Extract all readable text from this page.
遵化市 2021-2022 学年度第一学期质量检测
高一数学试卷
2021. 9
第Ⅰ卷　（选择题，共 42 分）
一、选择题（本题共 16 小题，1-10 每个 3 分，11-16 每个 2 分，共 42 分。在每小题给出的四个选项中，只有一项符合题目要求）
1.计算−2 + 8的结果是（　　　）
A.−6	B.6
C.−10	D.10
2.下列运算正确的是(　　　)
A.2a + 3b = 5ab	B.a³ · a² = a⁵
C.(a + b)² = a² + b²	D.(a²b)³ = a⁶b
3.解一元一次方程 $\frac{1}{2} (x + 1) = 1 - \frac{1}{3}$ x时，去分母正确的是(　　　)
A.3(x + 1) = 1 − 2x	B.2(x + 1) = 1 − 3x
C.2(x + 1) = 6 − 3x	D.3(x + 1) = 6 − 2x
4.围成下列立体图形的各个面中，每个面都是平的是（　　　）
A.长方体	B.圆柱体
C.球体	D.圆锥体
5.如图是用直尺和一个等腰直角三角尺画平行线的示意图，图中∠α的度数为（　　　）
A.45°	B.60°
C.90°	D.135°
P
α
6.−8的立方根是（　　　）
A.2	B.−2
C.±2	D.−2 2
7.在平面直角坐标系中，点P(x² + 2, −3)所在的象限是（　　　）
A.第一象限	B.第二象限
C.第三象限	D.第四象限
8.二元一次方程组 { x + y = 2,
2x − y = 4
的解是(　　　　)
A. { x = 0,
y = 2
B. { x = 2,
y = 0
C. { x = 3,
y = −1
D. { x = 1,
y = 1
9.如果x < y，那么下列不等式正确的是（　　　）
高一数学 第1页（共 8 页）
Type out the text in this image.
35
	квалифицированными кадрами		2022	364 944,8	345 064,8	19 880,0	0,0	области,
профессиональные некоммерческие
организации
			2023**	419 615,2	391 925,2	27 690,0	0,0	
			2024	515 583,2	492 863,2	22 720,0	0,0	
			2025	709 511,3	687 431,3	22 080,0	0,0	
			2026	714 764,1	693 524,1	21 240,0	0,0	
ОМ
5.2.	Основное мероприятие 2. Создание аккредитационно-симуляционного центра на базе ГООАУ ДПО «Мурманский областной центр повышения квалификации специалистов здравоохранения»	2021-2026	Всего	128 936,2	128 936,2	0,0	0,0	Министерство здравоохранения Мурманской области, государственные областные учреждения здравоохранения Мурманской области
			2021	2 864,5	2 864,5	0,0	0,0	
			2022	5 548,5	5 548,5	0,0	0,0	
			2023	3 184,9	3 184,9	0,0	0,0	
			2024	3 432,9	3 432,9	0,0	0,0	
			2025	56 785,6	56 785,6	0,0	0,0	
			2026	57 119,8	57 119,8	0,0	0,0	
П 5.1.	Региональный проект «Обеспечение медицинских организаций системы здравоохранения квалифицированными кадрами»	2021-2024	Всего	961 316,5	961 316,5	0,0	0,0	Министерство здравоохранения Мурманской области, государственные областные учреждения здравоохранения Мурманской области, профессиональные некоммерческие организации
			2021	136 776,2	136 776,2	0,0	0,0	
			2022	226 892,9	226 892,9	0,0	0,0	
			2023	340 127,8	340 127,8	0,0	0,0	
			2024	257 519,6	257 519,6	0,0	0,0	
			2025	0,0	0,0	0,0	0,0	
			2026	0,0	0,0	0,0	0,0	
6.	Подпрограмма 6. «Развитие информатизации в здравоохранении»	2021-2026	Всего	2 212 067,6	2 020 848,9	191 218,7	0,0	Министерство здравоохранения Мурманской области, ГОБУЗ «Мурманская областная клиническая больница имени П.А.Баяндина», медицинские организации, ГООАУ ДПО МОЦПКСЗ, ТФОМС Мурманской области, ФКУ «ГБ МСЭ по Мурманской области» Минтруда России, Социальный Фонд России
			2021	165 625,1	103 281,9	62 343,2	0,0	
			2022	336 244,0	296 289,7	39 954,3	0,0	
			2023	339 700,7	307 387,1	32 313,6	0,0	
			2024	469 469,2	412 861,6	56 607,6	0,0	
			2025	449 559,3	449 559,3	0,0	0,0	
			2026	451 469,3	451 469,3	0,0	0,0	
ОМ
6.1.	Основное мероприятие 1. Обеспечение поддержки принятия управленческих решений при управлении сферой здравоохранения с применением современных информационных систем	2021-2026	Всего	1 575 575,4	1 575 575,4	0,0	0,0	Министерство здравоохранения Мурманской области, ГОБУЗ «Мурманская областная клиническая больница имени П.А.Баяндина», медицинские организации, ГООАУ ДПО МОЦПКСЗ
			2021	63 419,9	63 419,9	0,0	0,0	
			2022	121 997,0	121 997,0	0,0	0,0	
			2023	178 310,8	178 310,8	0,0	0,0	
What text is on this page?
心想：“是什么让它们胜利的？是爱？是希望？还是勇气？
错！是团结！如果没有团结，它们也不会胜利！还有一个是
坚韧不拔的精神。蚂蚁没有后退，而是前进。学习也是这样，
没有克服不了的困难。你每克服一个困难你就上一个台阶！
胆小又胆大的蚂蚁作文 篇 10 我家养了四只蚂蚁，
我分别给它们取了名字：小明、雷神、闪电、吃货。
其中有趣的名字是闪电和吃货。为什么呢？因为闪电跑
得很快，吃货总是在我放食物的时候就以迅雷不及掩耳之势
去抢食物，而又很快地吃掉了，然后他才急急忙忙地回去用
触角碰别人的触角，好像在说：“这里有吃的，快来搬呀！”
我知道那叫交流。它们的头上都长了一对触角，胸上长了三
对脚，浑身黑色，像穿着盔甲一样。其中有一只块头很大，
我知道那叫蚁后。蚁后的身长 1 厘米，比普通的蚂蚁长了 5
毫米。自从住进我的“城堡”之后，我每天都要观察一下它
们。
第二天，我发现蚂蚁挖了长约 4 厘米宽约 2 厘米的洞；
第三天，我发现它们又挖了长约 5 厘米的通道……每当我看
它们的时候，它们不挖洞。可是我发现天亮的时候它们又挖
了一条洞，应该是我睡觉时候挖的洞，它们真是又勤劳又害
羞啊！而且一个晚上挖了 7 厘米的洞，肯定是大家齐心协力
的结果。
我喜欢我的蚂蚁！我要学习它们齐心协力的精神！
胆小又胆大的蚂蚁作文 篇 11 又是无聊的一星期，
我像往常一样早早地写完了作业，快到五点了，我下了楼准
== == ==
**What you will do:**
A line counts if it holds the word "кадрами". How many lines of the entries count? Give the number only.

**Exercise result:**
2